Data excerpts:
_ _ _ _ _

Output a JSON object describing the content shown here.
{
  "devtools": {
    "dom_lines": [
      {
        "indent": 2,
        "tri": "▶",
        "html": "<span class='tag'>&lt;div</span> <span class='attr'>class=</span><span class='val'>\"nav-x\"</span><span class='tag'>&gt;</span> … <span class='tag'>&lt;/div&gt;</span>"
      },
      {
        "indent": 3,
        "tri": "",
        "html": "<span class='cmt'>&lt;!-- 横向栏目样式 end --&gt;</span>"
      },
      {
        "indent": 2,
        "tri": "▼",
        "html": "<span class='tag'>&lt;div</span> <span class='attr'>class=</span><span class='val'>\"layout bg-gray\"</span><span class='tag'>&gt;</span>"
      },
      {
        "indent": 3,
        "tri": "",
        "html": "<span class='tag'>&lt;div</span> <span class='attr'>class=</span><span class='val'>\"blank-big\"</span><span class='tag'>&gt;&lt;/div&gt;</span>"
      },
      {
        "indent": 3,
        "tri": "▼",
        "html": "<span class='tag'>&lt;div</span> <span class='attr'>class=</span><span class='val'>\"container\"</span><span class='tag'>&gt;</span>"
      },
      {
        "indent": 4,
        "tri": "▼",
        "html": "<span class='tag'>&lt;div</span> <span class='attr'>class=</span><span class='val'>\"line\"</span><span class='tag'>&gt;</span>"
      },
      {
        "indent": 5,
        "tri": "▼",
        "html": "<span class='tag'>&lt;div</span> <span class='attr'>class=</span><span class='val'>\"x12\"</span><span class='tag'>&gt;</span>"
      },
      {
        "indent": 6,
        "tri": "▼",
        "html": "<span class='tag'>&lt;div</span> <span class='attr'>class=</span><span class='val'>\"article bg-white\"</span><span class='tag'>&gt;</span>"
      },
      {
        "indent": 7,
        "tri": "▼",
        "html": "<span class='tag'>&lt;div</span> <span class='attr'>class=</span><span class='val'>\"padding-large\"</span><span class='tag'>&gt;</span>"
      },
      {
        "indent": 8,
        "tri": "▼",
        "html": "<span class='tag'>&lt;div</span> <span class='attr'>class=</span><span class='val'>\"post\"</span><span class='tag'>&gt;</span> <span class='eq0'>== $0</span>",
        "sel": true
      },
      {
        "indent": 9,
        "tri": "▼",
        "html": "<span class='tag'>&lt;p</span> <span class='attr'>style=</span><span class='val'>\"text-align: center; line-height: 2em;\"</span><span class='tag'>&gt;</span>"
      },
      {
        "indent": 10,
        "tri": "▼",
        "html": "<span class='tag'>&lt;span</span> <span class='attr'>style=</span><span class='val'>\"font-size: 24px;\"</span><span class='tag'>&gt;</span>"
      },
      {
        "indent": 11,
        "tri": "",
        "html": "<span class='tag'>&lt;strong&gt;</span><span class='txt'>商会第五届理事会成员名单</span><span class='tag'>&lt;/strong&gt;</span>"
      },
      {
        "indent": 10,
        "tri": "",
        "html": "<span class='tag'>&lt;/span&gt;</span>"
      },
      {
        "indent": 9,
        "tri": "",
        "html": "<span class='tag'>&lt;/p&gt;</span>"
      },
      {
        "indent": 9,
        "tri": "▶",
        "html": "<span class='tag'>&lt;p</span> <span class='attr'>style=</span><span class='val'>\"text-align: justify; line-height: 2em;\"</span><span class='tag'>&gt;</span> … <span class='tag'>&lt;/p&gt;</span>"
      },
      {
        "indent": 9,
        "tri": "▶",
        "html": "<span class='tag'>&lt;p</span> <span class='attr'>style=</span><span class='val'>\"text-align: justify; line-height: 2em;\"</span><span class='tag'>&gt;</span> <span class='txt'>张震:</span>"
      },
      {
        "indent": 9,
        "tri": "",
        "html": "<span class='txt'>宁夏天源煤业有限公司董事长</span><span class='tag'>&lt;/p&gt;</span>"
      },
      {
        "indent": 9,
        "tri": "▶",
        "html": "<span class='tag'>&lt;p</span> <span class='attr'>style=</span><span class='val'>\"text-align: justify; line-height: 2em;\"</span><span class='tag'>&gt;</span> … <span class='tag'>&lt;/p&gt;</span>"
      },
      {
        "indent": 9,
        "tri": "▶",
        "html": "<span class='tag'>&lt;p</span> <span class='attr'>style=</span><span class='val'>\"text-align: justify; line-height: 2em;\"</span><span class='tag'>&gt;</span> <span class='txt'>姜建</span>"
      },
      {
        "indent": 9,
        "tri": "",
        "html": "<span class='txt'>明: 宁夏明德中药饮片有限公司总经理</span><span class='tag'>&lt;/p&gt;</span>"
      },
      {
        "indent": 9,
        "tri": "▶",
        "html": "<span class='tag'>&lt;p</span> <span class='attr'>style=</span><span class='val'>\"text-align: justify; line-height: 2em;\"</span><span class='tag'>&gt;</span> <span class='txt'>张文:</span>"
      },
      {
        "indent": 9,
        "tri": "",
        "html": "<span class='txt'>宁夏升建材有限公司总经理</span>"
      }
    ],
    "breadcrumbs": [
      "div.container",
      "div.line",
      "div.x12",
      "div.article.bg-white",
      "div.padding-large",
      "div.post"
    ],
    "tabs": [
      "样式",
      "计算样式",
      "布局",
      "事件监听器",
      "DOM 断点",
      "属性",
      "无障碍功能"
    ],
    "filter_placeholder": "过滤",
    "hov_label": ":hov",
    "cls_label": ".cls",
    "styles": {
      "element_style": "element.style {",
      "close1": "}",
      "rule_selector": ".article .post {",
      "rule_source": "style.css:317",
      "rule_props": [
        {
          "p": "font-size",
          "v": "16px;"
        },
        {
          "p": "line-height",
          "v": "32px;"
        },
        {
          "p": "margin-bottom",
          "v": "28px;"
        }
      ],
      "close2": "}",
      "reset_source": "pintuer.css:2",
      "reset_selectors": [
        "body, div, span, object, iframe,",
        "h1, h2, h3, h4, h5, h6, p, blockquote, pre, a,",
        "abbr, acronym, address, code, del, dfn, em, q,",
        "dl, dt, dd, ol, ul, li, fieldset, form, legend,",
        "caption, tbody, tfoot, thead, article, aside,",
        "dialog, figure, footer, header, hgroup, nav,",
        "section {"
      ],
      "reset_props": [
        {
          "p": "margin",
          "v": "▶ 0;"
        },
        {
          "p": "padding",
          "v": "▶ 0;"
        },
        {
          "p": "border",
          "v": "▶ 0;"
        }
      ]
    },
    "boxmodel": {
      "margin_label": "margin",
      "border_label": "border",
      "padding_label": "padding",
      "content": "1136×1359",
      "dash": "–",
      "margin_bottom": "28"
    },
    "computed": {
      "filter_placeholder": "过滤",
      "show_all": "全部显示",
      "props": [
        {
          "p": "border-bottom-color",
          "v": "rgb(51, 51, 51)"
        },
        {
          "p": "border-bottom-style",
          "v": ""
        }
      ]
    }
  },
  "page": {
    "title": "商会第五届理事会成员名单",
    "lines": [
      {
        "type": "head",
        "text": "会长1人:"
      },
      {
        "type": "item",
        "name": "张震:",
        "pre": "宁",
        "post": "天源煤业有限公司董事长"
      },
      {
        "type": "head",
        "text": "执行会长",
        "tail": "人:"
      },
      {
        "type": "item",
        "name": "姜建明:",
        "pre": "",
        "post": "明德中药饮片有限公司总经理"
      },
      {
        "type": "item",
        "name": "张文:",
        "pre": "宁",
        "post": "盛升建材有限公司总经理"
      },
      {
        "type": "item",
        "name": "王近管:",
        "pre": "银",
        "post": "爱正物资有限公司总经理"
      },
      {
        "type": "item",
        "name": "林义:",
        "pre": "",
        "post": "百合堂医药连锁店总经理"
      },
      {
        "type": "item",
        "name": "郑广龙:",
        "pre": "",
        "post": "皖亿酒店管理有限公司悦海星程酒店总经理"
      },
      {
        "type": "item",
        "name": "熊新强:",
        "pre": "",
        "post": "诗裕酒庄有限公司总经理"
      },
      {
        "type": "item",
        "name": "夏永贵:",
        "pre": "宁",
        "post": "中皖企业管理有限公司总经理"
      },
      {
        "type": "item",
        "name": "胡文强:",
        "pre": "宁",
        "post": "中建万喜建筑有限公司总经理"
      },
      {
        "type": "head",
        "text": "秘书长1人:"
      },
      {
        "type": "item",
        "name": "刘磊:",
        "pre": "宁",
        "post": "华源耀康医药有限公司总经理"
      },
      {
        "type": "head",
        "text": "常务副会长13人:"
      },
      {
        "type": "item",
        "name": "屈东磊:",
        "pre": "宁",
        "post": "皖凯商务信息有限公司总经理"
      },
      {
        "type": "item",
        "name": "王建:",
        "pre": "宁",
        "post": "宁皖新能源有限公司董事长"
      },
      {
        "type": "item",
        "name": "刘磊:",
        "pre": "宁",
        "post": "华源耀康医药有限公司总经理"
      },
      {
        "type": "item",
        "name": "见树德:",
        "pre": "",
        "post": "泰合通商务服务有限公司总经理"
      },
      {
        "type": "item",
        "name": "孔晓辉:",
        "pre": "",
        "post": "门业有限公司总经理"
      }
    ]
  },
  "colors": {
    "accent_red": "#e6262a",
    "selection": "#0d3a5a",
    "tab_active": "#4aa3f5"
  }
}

_ _ _ _ _

Required task: Work out the count of lines containing the word "large", then write only that count.

Correct result: 2